**TASK**
Which lines hold the string "JSON"? Copy every one of them.

**TASK INPUT**

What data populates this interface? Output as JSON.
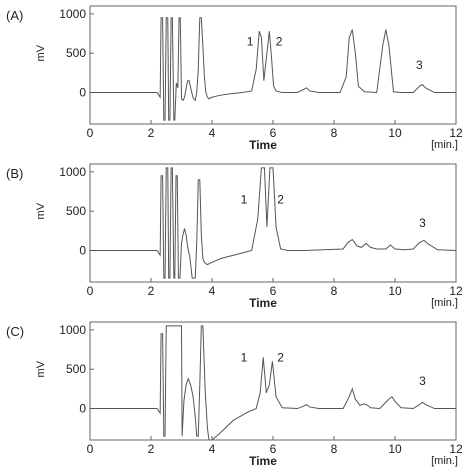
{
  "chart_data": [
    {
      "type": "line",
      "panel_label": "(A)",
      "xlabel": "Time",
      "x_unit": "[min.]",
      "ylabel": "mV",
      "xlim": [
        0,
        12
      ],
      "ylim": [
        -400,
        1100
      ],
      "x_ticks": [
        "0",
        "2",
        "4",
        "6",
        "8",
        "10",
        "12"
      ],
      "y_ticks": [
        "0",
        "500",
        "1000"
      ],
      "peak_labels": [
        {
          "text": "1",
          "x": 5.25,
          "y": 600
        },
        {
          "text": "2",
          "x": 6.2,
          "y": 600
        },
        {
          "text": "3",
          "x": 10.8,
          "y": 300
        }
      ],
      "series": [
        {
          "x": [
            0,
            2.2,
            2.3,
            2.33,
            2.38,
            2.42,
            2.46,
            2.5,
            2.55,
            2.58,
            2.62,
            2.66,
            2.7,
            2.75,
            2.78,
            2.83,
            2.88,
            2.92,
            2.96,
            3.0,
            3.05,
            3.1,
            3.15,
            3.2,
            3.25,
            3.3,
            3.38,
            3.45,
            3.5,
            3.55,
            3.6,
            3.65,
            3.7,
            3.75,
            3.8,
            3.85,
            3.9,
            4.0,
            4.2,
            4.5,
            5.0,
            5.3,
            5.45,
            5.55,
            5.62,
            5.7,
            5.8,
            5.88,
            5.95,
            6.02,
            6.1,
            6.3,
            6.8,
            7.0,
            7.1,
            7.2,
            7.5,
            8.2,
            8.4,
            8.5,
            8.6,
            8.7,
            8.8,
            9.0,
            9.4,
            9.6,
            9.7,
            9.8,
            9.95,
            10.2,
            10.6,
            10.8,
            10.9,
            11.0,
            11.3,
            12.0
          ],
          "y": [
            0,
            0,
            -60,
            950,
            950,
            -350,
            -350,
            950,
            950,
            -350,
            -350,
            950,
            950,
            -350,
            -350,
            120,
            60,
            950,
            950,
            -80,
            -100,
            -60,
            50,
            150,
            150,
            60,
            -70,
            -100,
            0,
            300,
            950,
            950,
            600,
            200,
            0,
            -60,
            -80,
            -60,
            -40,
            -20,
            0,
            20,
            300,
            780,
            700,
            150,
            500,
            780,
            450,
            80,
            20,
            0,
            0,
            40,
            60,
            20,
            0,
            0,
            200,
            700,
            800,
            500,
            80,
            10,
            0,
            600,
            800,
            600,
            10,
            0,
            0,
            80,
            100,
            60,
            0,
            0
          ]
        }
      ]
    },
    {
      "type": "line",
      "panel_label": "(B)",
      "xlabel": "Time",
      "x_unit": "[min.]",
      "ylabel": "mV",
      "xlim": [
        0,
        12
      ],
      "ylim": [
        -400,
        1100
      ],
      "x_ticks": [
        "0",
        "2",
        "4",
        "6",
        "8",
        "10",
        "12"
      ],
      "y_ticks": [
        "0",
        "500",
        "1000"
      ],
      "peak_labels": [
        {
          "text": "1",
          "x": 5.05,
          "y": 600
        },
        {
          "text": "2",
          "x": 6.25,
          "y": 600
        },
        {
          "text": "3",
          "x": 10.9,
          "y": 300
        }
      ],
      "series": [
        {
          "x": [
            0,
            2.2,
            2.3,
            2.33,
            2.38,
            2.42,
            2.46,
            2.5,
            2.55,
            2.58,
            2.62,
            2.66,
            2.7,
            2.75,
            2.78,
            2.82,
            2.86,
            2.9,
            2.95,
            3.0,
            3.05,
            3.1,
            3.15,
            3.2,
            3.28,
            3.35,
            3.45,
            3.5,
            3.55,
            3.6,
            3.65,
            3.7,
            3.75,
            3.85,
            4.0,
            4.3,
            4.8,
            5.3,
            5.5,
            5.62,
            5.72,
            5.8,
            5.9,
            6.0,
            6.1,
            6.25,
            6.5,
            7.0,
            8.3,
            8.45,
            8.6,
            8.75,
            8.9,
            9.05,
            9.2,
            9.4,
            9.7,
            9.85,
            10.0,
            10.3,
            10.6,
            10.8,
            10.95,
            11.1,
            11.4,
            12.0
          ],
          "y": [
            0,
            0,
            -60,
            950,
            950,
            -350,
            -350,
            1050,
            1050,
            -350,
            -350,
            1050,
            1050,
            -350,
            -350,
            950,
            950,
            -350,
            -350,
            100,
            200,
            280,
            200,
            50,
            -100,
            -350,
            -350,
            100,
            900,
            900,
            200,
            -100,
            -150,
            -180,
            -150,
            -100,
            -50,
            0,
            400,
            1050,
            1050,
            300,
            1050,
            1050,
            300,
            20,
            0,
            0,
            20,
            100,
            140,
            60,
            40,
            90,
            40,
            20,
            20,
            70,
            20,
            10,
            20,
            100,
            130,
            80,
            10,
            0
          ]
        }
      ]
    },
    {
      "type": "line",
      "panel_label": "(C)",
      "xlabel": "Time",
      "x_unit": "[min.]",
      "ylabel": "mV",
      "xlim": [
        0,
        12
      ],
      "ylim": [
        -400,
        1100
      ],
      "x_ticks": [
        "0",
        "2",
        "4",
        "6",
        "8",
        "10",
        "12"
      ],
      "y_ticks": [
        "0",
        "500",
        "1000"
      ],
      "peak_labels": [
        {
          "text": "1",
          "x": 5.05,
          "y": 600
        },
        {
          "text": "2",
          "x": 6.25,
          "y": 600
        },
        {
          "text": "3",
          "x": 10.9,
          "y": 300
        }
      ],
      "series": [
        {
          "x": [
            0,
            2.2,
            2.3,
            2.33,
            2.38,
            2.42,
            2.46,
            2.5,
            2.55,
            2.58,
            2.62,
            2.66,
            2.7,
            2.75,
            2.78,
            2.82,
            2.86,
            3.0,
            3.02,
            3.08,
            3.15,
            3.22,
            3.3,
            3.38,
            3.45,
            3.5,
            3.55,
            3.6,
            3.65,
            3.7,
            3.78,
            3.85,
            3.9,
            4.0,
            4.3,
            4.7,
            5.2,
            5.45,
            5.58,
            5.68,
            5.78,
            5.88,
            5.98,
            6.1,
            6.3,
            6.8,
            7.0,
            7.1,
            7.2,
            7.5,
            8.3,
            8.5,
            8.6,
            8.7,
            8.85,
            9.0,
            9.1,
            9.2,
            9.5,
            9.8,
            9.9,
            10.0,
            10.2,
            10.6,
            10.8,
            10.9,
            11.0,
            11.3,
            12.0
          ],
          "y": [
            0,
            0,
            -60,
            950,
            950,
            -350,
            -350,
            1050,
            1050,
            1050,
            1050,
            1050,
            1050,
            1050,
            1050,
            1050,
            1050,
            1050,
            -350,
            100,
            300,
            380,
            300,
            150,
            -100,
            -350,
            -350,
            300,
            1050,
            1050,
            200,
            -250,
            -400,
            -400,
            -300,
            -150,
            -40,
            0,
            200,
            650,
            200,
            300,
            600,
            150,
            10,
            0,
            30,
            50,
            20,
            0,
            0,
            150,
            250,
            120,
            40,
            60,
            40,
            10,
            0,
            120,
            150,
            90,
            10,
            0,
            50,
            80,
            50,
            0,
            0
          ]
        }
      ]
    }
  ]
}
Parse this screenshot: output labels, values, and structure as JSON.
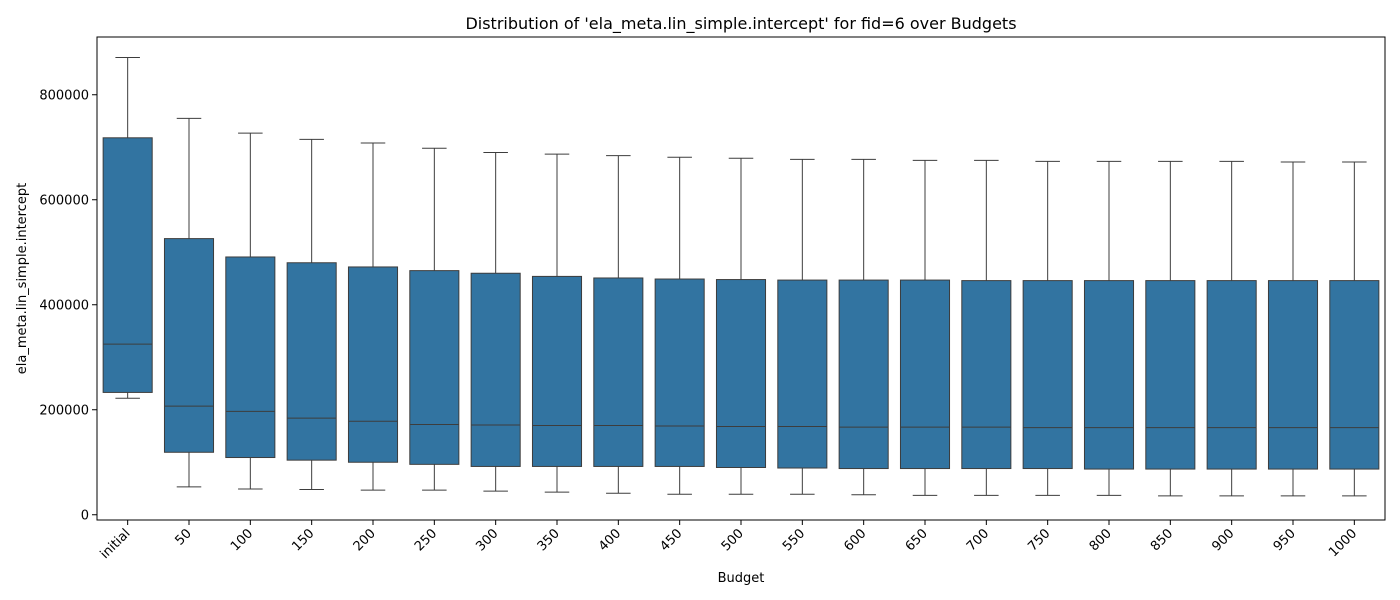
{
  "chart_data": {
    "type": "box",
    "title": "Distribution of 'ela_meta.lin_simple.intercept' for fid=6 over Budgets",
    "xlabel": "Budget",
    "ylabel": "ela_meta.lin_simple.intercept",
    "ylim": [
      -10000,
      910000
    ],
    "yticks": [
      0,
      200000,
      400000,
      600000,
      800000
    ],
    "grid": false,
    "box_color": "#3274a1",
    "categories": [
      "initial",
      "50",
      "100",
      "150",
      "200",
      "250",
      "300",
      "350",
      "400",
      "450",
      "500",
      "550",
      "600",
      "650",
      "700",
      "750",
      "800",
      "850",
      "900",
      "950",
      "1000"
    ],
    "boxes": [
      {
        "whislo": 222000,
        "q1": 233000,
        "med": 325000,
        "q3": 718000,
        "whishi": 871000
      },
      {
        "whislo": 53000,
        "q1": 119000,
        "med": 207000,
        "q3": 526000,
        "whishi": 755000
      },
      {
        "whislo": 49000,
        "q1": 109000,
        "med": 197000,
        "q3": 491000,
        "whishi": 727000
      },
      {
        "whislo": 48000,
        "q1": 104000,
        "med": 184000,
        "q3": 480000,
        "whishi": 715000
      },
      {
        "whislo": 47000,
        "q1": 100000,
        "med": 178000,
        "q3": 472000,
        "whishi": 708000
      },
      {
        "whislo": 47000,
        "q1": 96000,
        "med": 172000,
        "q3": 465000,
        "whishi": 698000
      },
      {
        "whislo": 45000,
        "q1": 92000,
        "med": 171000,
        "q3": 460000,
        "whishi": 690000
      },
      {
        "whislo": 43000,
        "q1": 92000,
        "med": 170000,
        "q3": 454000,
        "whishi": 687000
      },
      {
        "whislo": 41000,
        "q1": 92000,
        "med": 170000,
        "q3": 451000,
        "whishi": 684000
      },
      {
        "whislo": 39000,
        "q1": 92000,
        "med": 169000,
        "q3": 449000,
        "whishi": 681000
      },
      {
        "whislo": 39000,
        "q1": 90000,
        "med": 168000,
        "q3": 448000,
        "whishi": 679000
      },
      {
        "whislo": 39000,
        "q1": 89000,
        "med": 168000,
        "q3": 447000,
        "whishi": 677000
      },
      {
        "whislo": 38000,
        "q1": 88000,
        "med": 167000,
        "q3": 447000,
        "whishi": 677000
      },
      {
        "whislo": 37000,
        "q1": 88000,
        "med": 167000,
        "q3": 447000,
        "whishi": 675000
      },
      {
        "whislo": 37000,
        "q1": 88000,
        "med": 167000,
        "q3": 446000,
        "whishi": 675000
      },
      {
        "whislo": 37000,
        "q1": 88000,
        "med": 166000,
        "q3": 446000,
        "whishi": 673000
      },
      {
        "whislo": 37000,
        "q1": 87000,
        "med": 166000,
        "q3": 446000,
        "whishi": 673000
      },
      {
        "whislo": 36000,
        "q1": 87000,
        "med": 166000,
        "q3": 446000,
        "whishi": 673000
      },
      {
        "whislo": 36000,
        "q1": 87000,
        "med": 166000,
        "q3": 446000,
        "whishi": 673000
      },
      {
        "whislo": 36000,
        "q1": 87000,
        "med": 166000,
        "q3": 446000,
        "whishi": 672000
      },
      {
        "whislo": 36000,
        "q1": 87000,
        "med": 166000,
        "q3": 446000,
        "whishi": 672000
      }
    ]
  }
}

**REPLY TO THE TASK**
What data populates this interface? Output as JSON.
Parse this screenshot: output labels, values, and structure as JSON.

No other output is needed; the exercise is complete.